• TASK DETAILS
Render the lines of these records as a numbered list with no blank lines, and leave the pictures out.

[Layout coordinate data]
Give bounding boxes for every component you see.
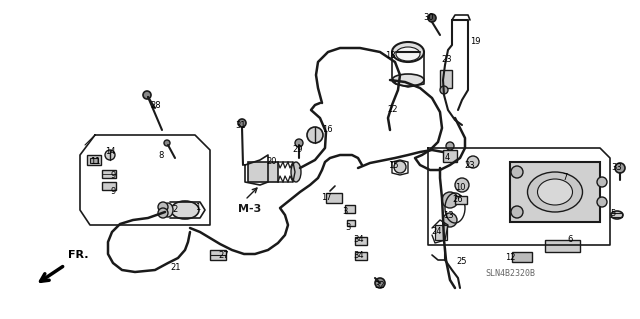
Text: M-3: M-3: [238, 204, 262, 214]
Text: 5: 5: [611, 209, 616, 218]
Text: 7: 7: [563, 173, 568, 182]
Bar: [90, 158, 98, 163]
Ellipse shape: [291, 162, 301, 182]
Text: 20: 20: [267, 158, 277, 167]
Circle shape: [158, 208, 168, 218]
Circle shape: [440, 86, 448, 94]
Text: 15: 15: [388, 160, 398, 169]
Ellipse shape: [611, 211, 623, 219]
Text: 23: 23: [442, 56, 452, 64]
Bar: [345, 205, 355, 213]
Bar: [210, 250, 226, 260]
Circle shape: [143, 91, 151, 99]
Bar: [102, 170, 116, 178]
Text: FR.: FR.: [68, 250, 88, 260]
Text: 4: 4: [444, 152, 450, 161]
Text: 2: 2: [172, 205, 178, 214]
Bar: [355, 237, 367, 245]
Text: 18: 18: [385, 50, 396, 60]
Text: 30: 30: [424, 13, 435, 23]
Ellipse shape: [171, 201, 199, 219]
Circle shape: [615, 163, 625, 173]
Bar: [326, 193, 342, 203]
Bar: [443, 150, 457, 162]
Ellipse shape: [527, 172, 582, 212]
Bar: [455, 196, 467, 204]
Text: 32: 32: [374, 280, 385, 290]
Circle shape: [443, 213, 457, 227]
Text: 9: 9: [110, 188, 116, 197]
Bar: [512, 252, 532, 262]
Bar: [545, 240, 580, 252]
Circle shape: [164, 140, 170, 146]
Circle shape: [467, 156, 479, 168]
Circle shape: [295, 139, 303, 147]
Circle shape: [511, 166, 523, 178]
Text: 8: 8: [158, 151, 164, 160]
Circle shape: [597, 197, 607, 207]
Text: 17: 17: [321, 194, 332, 203]
Text: 26: 26: [452, 196, 463, 204]
Text: 28: 28: [150, 100, 161, 109]
Ellipse shape: [163, 203, 173, 217]
Text: 10: 10: [455, 183, 465, 192]
Text: 9: 9: [110, 170, 116, 180]
Text: 27: 27: [219, 251, 229, 261]
Circle shape: [455, 178, 469, 192]
Text: 14: 14: [105, 147, 115, 157]
Circle shape: [307, 127, 323, 143]
Text: SLN4B2320B: SLN4B2320B: [485, 269, 535, 278]
Bar: [510, 162, 600, 222]
Bar: [102, 182, 116, 190]
Text: 3: 3: [346, 222, 351, 232]
Circle shape: [375, 278, 385, 288]
Ellipse shape: [396, 47, 420, 61]
Ellipse shape: [392, 42, 424, 62]
Ellipse shape: [538, 179, 573, 205]
Circle shape: [446, 142, 454, 150]
Text: 34: 34: [354, 250, 364, 259]
Text: 16: 16: [322, 124, 332, 133]
Bar: [435, 225, 447, 240]
Text: 24: 24: [432, 226, 442, 235]
Text: 21: 21: [171, 263, 181, 272]
Text: 3: 3: [342, 207, 348, 217]
Bar: [87, 155, 101, 165]
Text: 11: 11: [90, 158, 100, 167]
Circle shape: [511, 206, 523, 218]
Bar: [248, 162, 278, 182]
Circle shape: [238, 119, 246, 127]
Circle shape: [105, 150, 115, 160]
Bar: [355, 252, 367, 260]
Bar: [347, 220, 355, 226]
Text: 25: 25: [457, 256, 467, 265]
Circle shape: [442, 192, 458, 208]
Bar: [440, 70, 452, 88]
Ellipse shape: [392, 74, 424, 86]
Text: 13: 13: [443, 211, 453, 219]
Text: 34: 34: [354, 235, 364, 244]
Text: 19: 19: [470, 38, 480, 47]
Text: 22: 22: [388, 106, 398, 115]
Circle shape: [158, 202, 168, 212]
Circle shape: [394, 161, 406, 173]
Text: 23: 23: [465, 160, 476, 169]
Text: 31: 31: [236, 121, 246, 130]
Text: 6: 6: [567, 235, 573, 244]
Text: 33: 33: [612, 162, 622, 172]
Circle shape: [428, 14, 436, 22]
Text: 12: 12: [505, 254, 515, 263]
Text: 29: 29: [292, 145, 303, 153]
Text: 1: 1: [195, 203, 200, 211]
Circle shape: [597, 177, 607, 187]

• FULL RESPONSE
1. Give bounding boxes for every component you see.
2. Text: M-3: M-3: [238, 204, 262, 214]
3. Text: 5: 5: [611, 209, 616, 218]
4. Text: 7: 7: [563, 173, 568, 182]
5. Bar: [90, 158, 98, 163]
6. Ellipse shape: [291, 162, 301, 182]
7. Text: 20: 20: [267, 158, 277, 167]
8. Circle shape: [158, 208, 168, 218]
9. Circle shape: [440, 86, 448, 94]
10. Text: 15: 15: [388, 160, 398, 169]
11. Ellipse shape: [611, 211, 623, 219]
12. Text: 23: 23: [442, 56, 452, 64]
13. Bar: [345, 205, 355, 213]
14. Bar: [210, 250, 226, 260]
15. Circle shape: [143, 91, 151, 99]
16. Bar: [102, 170, 116, 178]
17. Text: FR.: FR.: [68, 250, 88, 260]
18. Text: 4: 4: [444, 152, 450, 161]
19. Text: 2: 2: [172, 205, 178, 214]
20. Bar: [355, 237, 367, 245]
21. Text: 18: 18: [385, 50, 396, 60]
22. Text: 30: 30: [424, 13, 435, 23]
23. Ellipse shape: [171, 201, 199, 219]
24. Circle shape: [615, 163, 625, 173]
25. Bar: [326, 193, 342, 203]
26. Bar: [443, 150, 457, 162]
27. Ellipse shape: [527, 172, 582, 212]
28. Bar: [455, 196, 467, 204]
29. Text: 32: 32: [374, 280, 385, 290]
30. Circle shape: [443, 213, 457, 227]
31. Text: 9: 9: [110, 188, 116, 197]
32. Bar: [512, 252, 532, 262]
33. Bar: [545, 240, 580, 252]
34. Circle shape: [164, 140, 170, 146]
35. Circle shape: [467, 156, 479, 168]
36. Circle shape: [295, 139, 303, 147]
37. Circle shape: [511, 166, 523, 178]
38. Text: 8: 8: [158, 151, 164, 160]
39. Circle shape: [597, 197, 607, 207]
40. Text: 17: 17: [321, 194, 332, 203]
41. Text: 26: 26: [452, 196, 463, 204]
42. Text: 28: 28: [150, 100, 161, 109]
43. Ellipse shape: [163, 203, 173, 217]
44. Text: 10: 10: [455, 183, 465, 192]
45. Text: 9: 9: [110, 170, 116, 180]
46. Text: 27: 27: [219, 251, 229, 261]
47. Circle shape: [455, 178, 469, 192]
48. Text: 14: 14: [105, 147, 115, 157]
49. Circle shape: [307, 127, 323, 143]
50. Text: SLN4B2320B: SLN4B2320B: [485, 269, 535, 278]
51. Bar: [510, 162, 600, 222]
52. Bar: [102, 182, 116, 190]
53. Text: 3: 3: [346, 222, 351, 232]
54. Circle shape: [375, 278, 385, 288]
55. Ellipse shape: [396, 47, 420, 61]
56. Ellipse shape: [392, 42, 424, 62]
57. Ellipse shape: [538, 179, 573, 205]
58. Circle shape: [446, 142, 454, 150]
59. Text: 34: 34: [354, 250, 364, 259]
60. Text: 16: 16: [322, 124, 332, 133]
61. Bar: [435, 225, 447, 240]
62. Text: 24: 24: [432, 226, 442, 235]
63. Text: 21: 21: [171, 263, 181, 272]
64. Text: 3: 3: [342, 207, 348, 217]
65. Bar: [87, 155, 101, 165]
66. Text: 11: 11: [90, 158, 100, 167]
67. Circle shape: [511, 206, 523, 218]
68. Bar: [248, 162, 278, 182]
69. Circle shape: [238, 119, 246, 127]
70. Circle shape: [105, 150, 115, 160]
71. Bar: [355, 252, 367, 260]
72. Bar: [347, 220, 355, 226]
73. Text: 25: 25: [457, 256, 467, 265]
74. Circle shape: [442, 192, 458, 208]
75. Bar: [440, 70, 452, 88]
76. Ellipse shape: [392, 74, 424, 86]
77. Text: 13: 13: [443, 211, 453, 219]
78. Text: 34: 34: [354, 235, 364, 244]
79. Text: 19: 19: [470, 38, 480, 47]
80. Text: 22: 22: [388, 106, 398, 115]
81. Circle shape: [158, 202, 168, 212]
82. Circle shape: [394, 161, 406, 173]
83. Text: 23: 23: [465, 160, 476, 169]
84. Text: 31: 31: [236, 121, 246, 130]
85. Text: 6: 6: [567, 235, 573, 244]
86. Text: 33: 33: [612, 162, 622, 172]
87. Circle shape: [428, 14, 436, 22]
88. Text: 12: 12: [505, 254, 515, 263]
89. Text: 29: 29: [292, 145, 303, 153]
90. Text: 1: 1: [195, 203, 200, 211]
91. Circle shape: [597, 177, 607, 187]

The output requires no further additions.